* START Data for the task *
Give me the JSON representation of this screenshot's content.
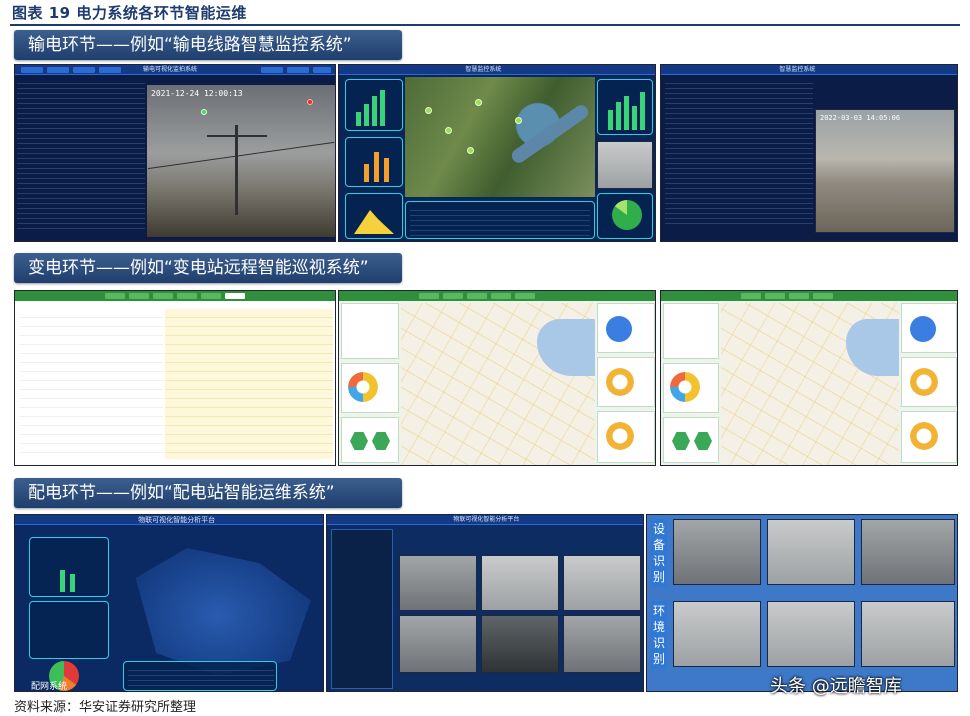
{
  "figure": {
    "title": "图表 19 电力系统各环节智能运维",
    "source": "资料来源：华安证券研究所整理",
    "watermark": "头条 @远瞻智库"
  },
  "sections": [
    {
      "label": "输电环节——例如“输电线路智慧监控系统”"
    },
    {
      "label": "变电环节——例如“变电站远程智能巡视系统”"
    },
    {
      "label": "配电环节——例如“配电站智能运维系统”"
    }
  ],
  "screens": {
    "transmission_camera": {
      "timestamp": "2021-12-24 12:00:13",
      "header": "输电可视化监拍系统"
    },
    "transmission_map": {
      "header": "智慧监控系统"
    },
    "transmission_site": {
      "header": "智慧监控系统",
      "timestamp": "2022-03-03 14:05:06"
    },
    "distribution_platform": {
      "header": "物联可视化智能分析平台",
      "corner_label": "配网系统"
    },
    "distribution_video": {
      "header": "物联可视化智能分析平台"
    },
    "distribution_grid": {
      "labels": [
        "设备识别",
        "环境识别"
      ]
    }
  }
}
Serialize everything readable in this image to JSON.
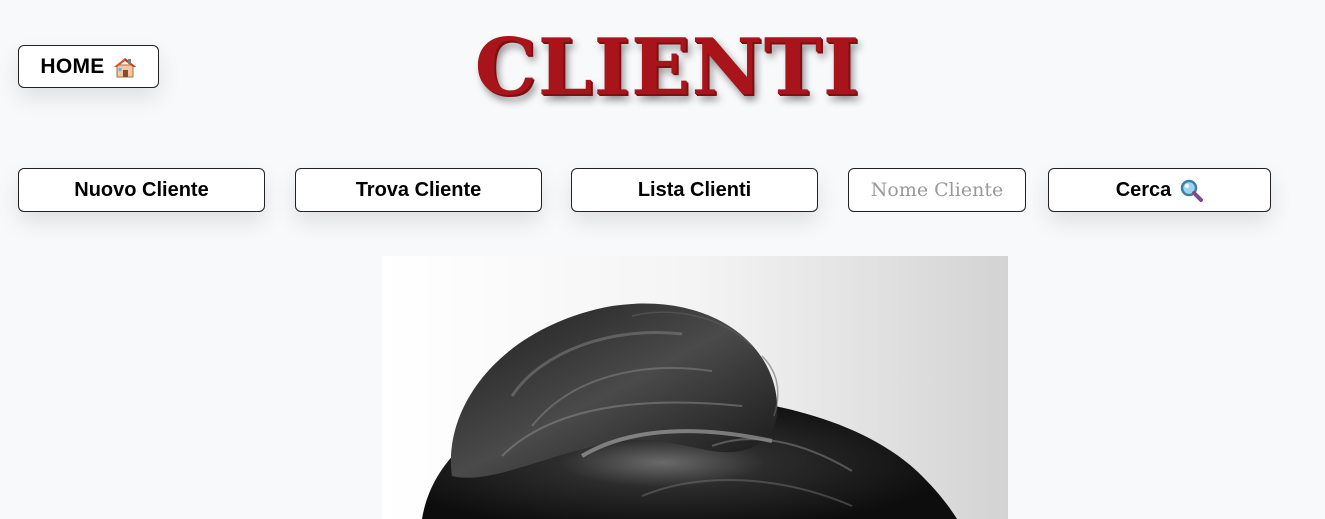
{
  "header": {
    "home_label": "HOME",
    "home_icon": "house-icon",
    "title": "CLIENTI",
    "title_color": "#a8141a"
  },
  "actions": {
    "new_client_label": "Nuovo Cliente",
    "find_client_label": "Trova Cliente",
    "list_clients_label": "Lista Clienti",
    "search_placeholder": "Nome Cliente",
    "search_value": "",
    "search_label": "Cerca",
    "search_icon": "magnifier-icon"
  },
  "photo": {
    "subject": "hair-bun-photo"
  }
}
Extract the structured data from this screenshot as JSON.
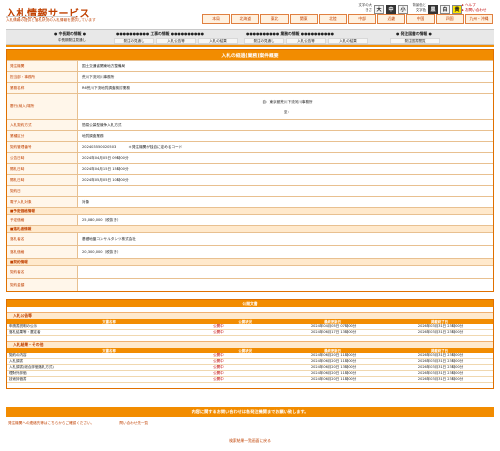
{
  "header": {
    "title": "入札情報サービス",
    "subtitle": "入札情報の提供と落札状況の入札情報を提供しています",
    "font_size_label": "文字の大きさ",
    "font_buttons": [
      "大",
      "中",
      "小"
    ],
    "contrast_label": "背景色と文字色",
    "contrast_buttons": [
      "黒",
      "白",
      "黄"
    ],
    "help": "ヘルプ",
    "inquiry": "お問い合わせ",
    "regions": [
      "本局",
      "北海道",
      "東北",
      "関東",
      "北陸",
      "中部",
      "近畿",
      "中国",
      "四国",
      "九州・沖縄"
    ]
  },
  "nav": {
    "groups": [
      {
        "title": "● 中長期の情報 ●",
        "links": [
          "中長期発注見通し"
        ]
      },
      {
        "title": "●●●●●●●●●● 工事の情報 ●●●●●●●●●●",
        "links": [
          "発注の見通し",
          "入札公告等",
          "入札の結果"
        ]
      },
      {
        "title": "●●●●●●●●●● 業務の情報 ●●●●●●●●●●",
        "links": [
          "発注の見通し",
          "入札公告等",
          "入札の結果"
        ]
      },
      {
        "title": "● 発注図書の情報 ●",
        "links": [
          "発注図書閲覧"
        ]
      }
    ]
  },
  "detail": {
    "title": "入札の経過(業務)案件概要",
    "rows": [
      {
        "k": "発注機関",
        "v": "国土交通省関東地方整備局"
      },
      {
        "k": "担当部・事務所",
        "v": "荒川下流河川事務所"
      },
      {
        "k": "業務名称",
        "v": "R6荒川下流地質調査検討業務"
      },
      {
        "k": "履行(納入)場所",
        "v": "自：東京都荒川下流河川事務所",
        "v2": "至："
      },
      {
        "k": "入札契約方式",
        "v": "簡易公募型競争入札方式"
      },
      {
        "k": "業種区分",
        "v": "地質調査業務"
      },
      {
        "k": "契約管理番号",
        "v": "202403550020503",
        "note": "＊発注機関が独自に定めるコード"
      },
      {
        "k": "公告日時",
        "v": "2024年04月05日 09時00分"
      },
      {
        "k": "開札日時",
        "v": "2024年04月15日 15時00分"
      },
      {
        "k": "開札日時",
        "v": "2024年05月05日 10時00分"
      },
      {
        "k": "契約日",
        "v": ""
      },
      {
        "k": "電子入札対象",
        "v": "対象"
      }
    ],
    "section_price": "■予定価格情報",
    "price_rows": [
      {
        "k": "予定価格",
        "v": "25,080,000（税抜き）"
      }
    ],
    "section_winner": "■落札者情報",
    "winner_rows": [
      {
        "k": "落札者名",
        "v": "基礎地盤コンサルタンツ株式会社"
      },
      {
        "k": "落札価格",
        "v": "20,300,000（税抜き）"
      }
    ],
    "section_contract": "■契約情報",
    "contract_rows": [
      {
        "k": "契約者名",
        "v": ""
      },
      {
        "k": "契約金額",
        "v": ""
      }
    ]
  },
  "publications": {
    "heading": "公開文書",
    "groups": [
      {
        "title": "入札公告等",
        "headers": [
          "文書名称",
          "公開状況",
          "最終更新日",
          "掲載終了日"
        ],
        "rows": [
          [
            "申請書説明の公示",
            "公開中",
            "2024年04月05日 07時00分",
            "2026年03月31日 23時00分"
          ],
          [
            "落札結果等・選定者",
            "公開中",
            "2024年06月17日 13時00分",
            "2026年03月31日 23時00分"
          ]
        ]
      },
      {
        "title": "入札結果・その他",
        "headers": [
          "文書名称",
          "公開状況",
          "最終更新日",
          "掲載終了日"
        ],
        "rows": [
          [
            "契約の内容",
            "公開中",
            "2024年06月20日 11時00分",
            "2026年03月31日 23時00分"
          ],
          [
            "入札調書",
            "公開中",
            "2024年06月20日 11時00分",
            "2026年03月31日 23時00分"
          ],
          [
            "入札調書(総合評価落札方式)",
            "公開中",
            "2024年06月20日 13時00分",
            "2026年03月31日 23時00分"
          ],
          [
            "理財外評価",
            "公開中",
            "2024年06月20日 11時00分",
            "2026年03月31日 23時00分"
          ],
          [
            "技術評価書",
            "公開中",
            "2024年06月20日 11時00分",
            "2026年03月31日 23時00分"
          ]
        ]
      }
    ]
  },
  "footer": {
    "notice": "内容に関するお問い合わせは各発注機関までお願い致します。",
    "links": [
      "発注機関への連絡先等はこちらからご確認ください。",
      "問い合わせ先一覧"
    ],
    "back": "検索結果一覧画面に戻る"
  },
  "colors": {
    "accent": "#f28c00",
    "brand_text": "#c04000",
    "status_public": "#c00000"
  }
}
* END Data for the task *
* START Data for the task *
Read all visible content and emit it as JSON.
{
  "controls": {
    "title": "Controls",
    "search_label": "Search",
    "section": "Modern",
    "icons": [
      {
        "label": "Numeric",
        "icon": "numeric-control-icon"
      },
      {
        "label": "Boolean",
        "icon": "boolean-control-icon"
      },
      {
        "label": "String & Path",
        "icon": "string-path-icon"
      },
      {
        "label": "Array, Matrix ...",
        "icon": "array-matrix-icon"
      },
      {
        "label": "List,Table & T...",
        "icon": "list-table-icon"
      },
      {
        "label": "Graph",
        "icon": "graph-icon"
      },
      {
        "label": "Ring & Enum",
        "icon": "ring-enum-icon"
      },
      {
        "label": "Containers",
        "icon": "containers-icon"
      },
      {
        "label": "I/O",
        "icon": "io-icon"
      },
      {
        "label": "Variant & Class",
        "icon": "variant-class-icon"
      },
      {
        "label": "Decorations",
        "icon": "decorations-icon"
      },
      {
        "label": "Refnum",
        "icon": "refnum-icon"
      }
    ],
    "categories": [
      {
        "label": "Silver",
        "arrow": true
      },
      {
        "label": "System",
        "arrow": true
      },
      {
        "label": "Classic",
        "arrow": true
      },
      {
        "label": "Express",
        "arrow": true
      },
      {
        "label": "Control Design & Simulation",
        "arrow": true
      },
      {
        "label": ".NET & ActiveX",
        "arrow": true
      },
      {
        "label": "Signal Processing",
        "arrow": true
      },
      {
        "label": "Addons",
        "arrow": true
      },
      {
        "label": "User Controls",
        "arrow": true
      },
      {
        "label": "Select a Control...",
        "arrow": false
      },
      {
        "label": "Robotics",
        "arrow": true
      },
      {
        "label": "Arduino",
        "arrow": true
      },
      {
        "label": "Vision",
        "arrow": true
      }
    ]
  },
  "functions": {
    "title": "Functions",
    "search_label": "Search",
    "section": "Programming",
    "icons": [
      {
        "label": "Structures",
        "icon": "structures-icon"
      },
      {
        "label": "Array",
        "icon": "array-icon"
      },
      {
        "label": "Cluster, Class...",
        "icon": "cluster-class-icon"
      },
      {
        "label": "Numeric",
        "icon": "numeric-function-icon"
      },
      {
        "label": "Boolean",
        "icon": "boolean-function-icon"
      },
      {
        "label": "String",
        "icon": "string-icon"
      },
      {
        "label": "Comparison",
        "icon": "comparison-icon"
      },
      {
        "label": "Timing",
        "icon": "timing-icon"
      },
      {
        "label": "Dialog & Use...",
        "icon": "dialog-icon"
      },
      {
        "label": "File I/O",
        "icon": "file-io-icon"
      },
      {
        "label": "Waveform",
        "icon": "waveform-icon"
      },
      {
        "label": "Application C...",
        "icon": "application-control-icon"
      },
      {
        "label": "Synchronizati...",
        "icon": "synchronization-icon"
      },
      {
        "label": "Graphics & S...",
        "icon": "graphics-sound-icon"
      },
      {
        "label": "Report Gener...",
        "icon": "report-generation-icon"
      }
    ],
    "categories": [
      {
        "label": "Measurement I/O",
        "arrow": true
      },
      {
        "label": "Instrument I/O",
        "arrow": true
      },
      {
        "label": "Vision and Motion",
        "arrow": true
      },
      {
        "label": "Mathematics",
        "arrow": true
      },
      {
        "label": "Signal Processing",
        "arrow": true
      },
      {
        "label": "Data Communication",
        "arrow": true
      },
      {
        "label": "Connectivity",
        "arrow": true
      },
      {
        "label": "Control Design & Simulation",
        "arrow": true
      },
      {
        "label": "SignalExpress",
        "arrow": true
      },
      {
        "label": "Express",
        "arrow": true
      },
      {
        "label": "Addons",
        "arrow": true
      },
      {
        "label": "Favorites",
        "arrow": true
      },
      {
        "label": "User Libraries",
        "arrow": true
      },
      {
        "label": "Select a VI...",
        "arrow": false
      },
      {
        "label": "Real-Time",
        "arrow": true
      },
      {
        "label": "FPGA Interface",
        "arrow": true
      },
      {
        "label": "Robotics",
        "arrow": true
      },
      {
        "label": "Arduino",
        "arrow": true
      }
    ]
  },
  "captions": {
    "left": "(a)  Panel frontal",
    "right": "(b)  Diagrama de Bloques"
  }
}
* END Data for the task *
▶ _What is needed_
Within the listing above, copy each line that has the string "screenshot".

▶ _Task output_
Give me the JSON representation of this screenshot's content.
Extract the structured data from this screenshot as JSON.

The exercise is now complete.